Exercise aim: Omit all pictures and give the records below again exactly as written.

(Items from a figure collection)
====

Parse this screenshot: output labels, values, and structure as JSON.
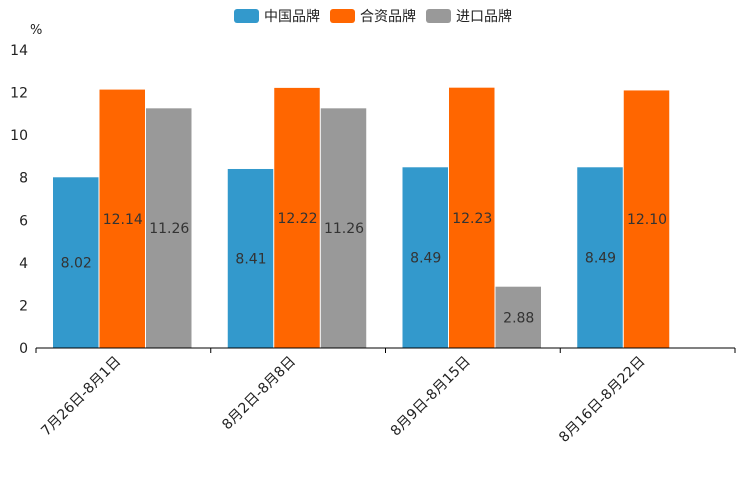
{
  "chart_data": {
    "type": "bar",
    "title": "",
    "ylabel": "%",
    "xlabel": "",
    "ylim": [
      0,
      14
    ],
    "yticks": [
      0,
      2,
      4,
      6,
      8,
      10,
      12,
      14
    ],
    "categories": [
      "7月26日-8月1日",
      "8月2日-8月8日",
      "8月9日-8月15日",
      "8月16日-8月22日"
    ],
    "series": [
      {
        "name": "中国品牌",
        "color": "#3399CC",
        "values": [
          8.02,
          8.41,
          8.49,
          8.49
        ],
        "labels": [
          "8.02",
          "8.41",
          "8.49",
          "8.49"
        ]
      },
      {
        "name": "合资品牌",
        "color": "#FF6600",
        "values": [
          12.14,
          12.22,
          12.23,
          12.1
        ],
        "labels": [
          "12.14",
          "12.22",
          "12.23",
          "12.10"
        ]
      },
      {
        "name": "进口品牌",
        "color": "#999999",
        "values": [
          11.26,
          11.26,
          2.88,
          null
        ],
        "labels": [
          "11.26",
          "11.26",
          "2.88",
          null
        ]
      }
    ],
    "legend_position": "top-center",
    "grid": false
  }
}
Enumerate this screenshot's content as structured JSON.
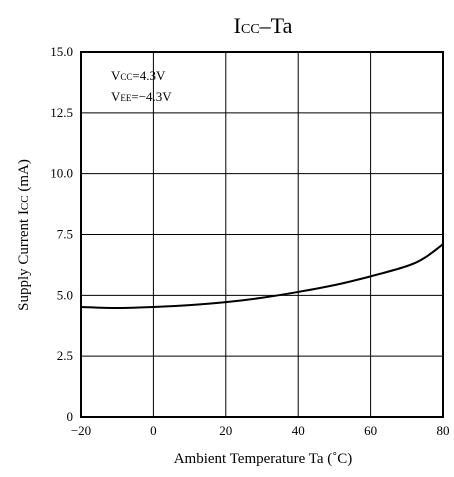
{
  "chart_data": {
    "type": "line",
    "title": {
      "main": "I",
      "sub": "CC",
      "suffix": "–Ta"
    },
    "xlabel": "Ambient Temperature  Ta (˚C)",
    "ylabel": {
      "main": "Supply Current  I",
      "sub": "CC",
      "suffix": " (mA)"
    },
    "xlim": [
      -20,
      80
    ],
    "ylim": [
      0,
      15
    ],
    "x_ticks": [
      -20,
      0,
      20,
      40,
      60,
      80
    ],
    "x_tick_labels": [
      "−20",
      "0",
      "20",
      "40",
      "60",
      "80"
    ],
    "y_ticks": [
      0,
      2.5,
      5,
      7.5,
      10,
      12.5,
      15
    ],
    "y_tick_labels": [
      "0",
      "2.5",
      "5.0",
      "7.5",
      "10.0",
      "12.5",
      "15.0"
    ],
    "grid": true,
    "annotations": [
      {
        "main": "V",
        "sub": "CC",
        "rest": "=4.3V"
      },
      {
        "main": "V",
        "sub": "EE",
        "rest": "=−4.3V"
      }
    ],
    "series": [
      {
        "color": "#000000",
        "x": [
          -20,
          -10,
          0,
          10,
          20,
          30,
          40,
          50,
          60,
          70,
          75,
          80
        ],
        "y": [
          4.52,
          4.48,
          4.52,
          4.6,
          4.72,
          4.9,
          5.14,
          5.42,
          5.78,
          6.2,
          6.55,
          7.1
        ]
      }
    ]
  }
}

====

Result:
Parse this screenshot: output labels, values, and structure as JSON.
{
  "chart_data": {
    "type": "bar",
    "title": "",
    "ylabel": "%",
    "xlabel": "",
    "ylim": [
      0,
      14
    ],
    "yticks": [
      0,
      2,
      4,
      6,
      8,
      10,
      12,
      14
    ],
    "categories": [
      "7月26日-8月1日",
      "8月2日-8月8日",
      "8月9日-8月15日",
      "8月16日-8月22日"
    ],
    "series": [
      {
        "name": "中国品牌",
        "color": "#3399CC",
        "values": [
          8.02,
          8.41,
          8.49,
          8.49
        ],
        "labels": [
          "8.02",
          "8.41",
          "8.49",
          "8.49"
        ]
      },
      {
        "name": "合资品牌",
        "color": "#FF6600",
        "values": [
          12.14,
          12.22,
          12.23,
          12.1
        ],
        "labels": [
          "12.14",
          "12.22",
          "12.23",
          "12.10"
        ]
      },
      {
        "name": "进口品牌",
        "color": "#999999",
        "values": [
          11.26,
          11.26,
          2.88,
          null
        ],
        "labels": [
          "11.26",
          "11.26",
          "2.88",
          null
        ]
      }
    ],
    "legend_position": "top-center",
    "grid": false
  }
}
Enumerate this screenshot's content as structured JSON.
{
  "chart_data": {
    "type": "line",
    "title": {
      "main": "I",
      "sub": "CC",
      "suffix": "–Ta"
    },
    "xlabel": "Ambient Temperature  Ta (˚C)",
    "ylabel": {
      "main": "Supply Current  I",
      "sub": "CC",
      "suffix": " (mA)"
    },
    "xlim": [
      -20,
      80
    ],
    "ylim": [
      0,
      15
    ],
    "x_ticks": [
      -20,
      0,
      20,
      40,
      60,
      80
    ],
    "x_tick_labels": [
      "−20",
      "0",
      "20",
      "40",
      "60",
      "80"
    ],
    "y_ticks": [
      0,
      2.5,
      5,
      7.5,
      10,
      12.5,
      15
    ],
    "y_tick_labels": [
      "0",
      "2.5",
      "5.0",
      "7.5",
      "10.0",
      "12.5",
      "15.0"
    ],
    "grid": true,
    "annotations": [
      {
        "main": "V",
        "sub": "CC",
        "rest": "=4.3V"
      },
      {
        "main": "V",
        "sub": "EE",
        "rest": "=−4.3V"
      }
    ],
    "series": [
      {
        "color": "#000000",
        "x": [
          -20,
          -10,
          0,
          10,
          20,
          30,
          40,
          50,
          60,
          70,
          75,
          80
        ],
        "y": [
          4.52,
          4.48,
          4.52,
          4.6,
          4.72,
          4.9,
          5.14,
          5.42,
          5.78,
          6.2,
          6.55,
          7.1
        ]
      }
    ]
  }
}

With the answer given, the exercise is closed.